• A run of records
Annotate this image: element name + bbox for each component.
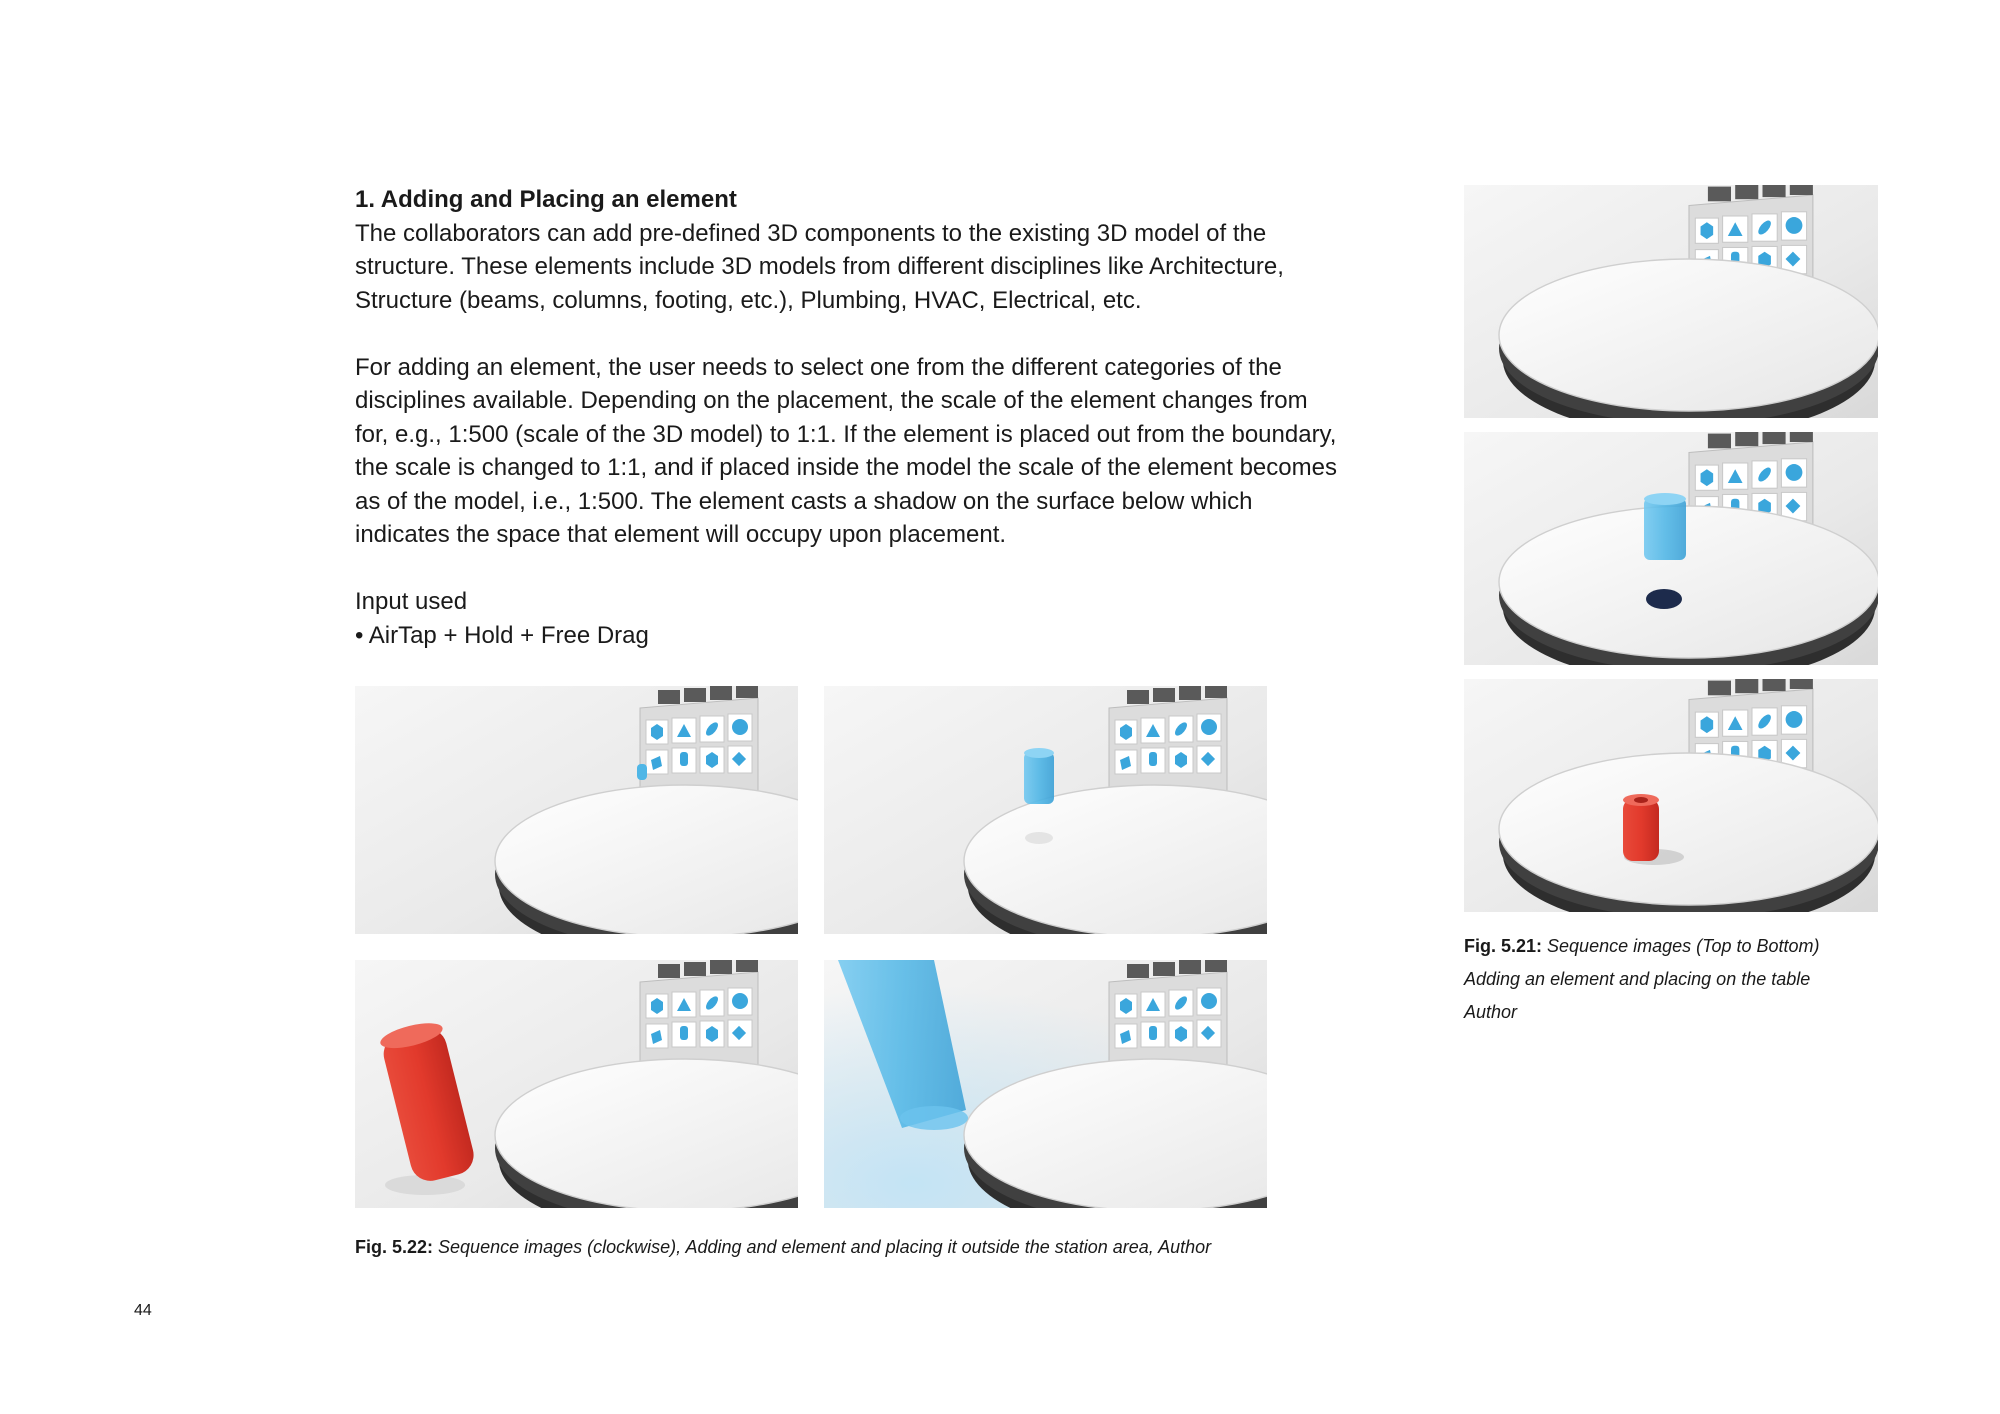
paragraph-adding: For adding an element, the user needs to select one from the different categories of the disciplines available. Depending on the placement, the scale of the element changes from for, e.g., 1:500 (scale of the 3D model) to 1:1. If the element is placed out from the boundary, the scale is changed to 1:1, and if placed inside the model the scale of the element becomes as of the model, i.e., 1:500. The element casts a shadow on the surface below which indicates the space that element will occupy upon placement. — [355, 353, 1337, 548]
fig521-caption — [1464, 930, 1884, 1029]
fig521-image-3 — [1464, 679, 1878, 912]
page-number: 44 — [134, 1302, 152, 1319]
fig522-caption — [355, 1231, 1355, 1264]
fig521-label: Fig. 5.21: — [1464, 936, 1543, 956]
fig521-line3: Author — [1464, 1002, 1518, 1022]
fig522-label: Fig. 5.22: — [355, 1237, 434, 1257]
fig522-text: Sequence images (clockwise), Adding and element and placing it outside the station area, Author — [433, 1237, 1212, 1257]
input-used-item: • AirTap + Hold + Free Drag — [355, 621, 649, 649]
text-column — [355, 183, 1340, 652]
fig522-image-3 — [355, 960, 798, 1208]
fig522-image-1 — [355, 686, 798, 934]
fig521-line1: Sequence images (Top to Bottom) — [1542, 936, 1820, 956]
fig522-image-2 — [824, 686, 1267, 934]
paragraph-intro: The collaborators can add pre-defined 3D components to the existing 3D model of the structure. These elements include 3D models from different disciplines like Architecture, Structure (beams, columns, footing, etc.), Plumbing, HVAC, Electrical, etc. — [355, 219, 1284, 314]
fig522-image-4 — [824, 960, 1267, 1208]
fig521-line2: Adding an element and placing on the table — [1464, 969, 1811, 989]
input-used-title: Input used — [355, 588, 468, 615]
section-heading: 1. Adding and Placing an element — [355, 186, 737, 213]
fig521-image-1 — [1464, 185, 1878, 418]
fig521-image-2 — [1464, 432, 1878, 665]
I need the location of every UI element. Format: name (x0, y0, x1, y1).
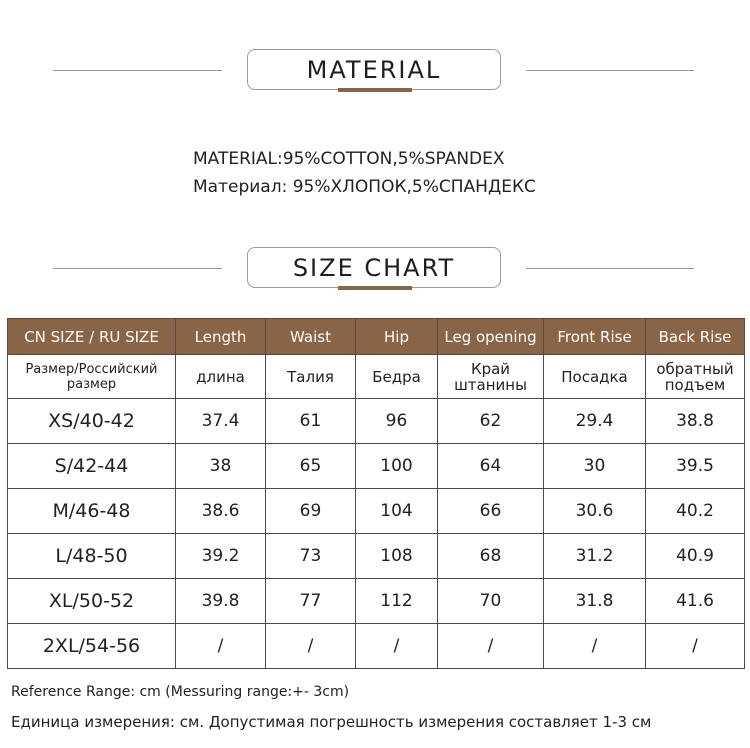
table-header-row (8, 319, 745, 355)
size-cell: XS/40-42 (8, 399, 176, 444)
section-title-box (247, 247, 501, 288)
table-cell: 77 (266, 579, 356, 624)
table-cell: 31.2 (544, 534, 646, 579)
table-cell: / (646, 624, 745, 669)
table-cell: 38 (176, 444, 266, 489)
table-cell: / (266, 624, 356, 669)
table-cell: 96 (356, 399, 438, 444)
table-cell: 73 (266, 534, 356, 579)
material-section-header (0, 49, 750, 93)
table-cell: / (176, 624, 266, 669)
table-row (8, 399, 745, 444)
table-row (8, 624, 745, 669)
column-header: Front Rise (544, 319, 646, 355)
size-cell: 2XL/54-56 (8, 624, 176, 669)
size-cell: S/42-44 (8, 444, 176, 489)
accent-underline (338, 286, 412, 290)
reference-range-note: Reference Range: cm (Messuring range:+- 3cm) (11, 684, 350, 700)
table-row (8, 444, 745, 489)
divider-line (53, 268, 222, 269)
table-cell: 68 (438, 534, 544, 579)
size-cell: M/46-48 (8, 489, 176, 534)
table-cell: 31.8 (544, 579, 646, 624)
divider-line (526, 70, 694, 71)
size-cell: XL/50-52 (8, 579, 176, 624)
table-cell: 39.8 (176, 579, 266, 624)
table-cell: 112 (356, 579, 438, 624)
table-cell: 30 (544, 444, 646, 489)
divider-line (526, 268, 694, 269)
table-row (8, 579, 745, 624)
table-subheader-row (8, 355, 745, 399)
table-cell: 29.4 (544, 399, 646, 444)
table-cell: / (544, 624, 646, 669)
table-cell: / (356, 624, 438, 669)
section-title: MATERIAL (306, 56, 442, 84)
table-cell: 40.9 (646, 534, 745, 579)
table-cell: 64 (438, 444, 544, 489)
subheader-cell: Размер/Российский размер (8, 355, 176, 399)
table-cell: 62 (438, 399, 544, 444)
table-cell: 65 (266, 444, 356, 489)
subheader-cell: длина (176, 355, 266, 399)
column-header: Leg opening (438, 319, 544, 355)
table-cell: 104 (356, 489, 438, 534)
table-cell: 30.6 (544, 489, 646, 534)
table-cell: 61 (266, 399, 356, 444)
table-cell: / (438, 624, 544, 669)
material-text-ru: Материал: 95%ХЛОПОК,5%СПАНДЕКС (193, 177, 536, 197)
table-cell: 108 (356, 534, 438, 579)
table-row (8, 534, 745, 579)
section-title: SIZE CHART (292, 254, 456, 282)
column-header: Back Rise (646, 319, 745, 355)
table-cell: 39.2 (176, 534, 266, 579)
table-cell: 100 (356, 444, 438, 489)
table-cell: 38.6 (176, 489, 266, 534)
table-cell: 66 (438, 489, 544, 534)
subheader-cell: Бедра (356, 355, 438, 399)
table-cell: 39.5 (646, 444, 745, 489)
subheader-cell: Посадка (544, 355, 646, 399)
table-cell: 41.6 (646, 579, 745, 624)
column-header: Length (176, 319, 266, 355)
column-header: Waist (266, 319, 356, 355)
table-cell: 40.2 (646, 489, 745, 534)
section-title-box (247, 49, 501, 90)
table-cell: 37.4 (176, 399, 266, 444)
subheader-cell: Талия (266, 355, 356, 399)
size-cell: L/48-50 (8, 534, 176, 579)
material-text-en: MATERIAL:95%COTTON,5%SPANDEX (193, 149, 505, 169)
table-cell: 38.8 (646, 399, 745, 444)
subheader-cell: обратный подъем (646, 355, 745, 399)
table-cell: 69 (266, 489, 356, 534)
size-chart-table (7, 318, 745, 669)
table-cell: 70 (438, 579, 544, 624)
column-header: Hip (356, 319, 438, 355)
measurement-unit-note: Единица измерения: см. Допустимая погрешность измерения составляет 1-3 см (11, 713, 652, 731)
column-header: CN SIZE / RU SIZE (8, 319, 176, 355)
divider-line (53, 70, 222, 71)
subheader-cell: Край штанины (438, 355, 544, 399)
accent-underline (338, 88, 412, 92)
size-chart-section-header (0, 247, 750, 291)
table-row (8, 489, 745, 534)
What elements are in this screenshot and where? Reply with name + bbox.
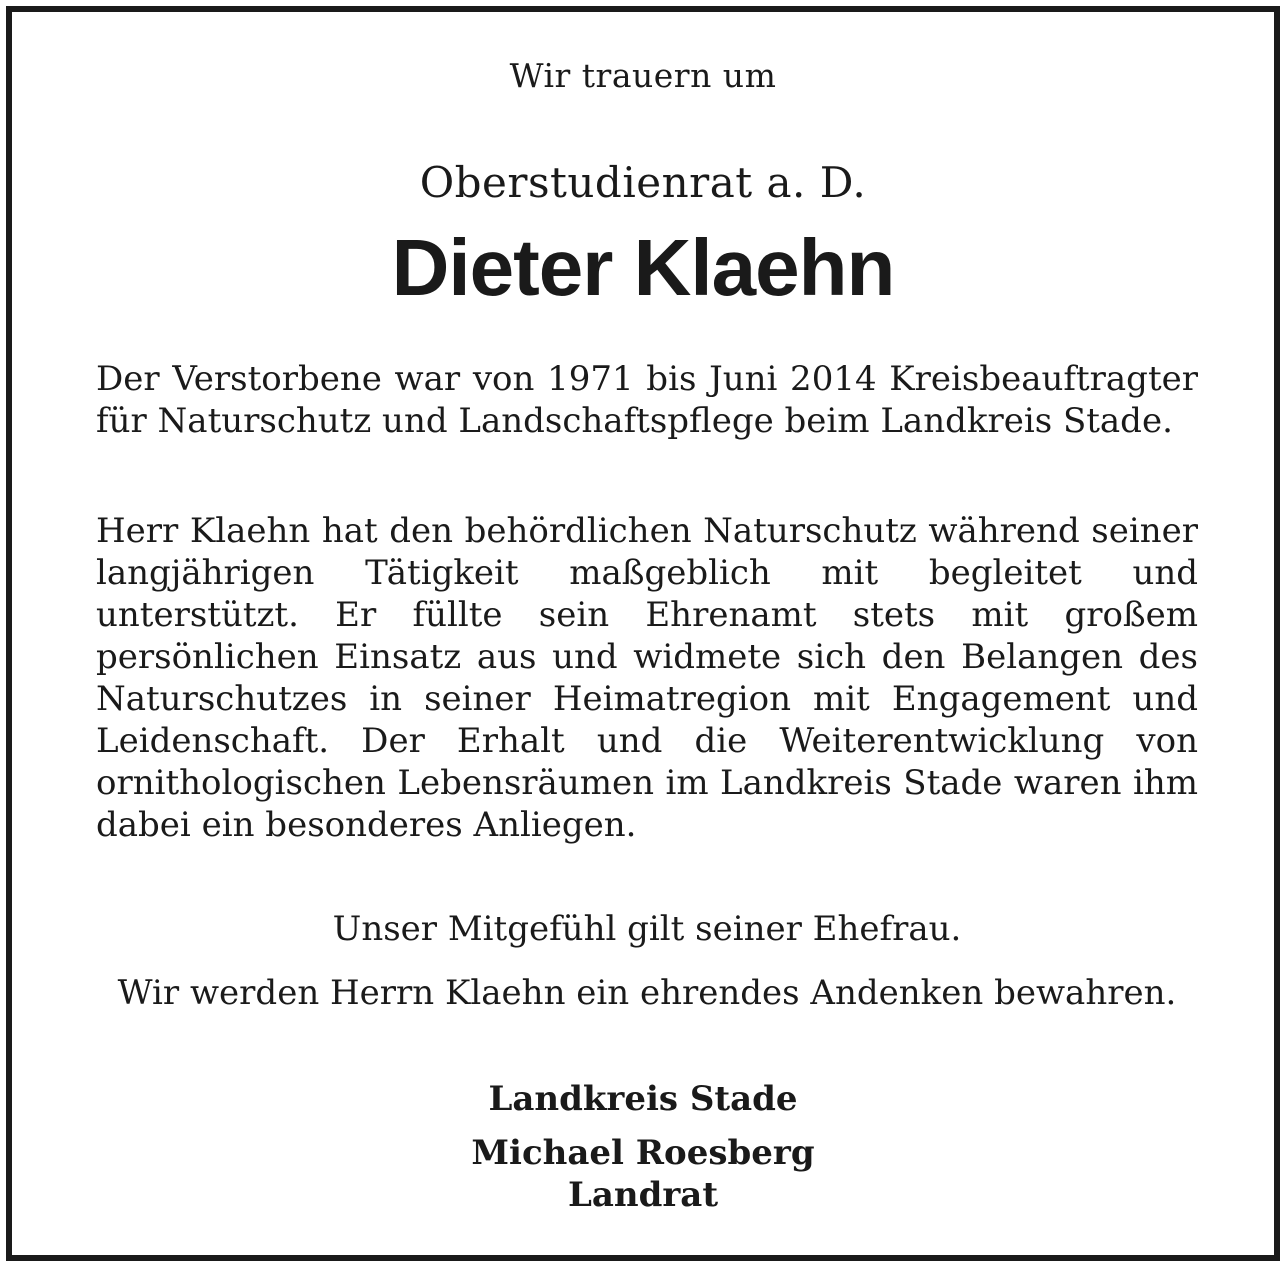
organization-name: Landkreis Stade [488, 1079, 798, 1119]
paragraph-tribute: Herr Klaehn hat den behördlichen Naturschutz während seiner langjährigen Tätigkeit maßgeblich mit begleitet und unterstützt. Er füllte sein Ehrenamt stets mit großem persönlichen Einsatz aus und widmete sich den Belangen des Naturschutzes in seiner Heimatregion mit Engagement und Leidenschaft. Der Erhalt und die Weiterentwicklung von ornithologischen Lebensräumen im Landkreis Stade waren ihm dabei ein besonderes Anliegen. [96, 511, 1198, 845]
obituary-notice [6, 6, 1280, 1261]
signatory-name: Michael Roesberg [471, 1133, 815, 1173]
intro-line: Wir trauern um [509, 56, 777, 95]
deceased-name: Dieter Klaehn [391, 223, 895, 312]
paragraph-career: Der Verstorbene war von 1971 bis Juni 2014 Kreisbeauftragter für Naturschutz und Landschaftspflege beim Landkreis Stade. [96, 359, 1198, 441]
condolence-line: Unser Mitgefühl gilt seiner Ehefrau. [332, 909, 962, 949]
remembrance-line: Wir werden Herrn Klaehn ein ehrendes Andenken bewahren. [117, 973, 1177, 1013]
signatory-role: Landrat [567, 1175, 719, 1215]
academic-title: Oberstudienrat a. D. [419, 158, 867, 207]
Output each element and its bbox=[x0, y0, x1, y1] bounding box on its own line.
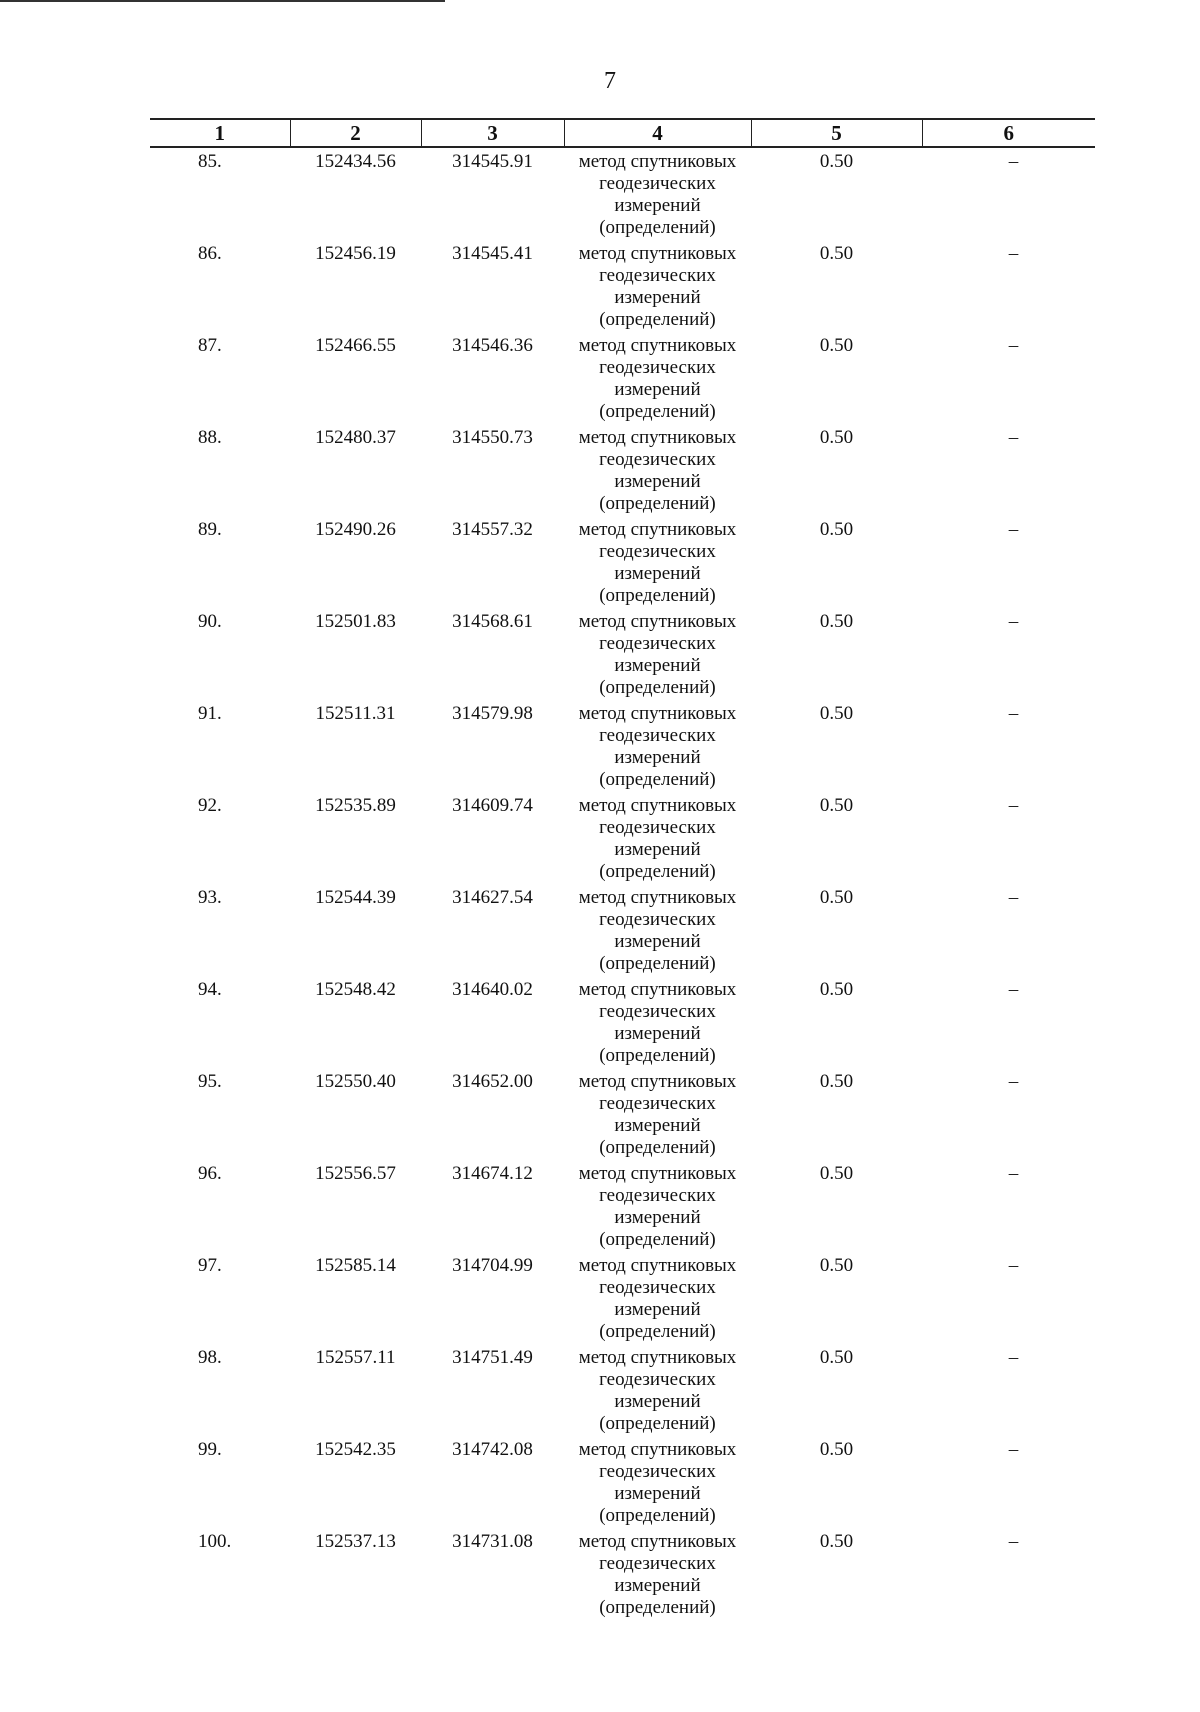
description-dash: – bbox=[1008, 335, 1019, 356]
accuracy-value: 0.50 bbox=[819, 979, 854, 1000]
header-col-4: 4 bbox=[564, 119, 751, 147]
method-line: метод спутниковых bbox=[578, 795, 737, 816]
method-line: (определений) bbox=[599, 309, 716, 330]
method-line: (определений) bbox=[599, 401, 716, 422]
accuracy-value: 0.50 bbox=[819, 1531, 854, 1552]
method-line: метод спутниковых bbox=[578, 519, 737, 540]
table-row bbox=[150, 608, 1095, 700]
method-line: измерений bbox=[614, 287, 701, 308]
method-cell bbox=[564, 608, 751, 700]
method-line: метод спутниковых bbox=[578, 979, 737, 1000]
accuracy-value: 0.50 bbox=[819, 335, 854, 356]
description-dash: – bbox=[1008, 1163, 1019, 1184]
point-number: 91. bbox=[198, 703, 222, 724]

• WHAT YOU WILL DO
Please repeat the lines from the one containing "description-dash: – bbox=[1008, 335, 1019, 356]" through the one containing "accuracy-value: 0.50 bbox=[819, 335, 854, 356]", both included, with no changes.

• ANSWER TO THIS TASK
description-dash: – bbox=[1008, 335, 1019, 356]
accuracy-value: 0.50 bbox=[819, 979, 854, 1000]
header-col-4: 4 bbox=[564, 119, 751, 147]
method-line: метод спутниковых bbox=[578, 795, 737, 816]
method-line: (определений) bbox=[599, 309, 716, 330]
method-line: (определений) bbox=[599, 401, 716, 422]
accuracy-value: 0.50 bbox=[819, 1531, 854, 1552]
method-line: метод спутниковых bbox=[578, 519, 737, 540]
table-row bbox=[150, 608, 1095, 700]
method-line: измерений bbox=[614, 287, 701, 308]
method-cell bbox=[564, 608, 751, 700]
method-line: метод спутниковых bbox=[578, 979, 737, 1000]
accuracy-value: 0.50 bbox=[819, 335, 854, 356]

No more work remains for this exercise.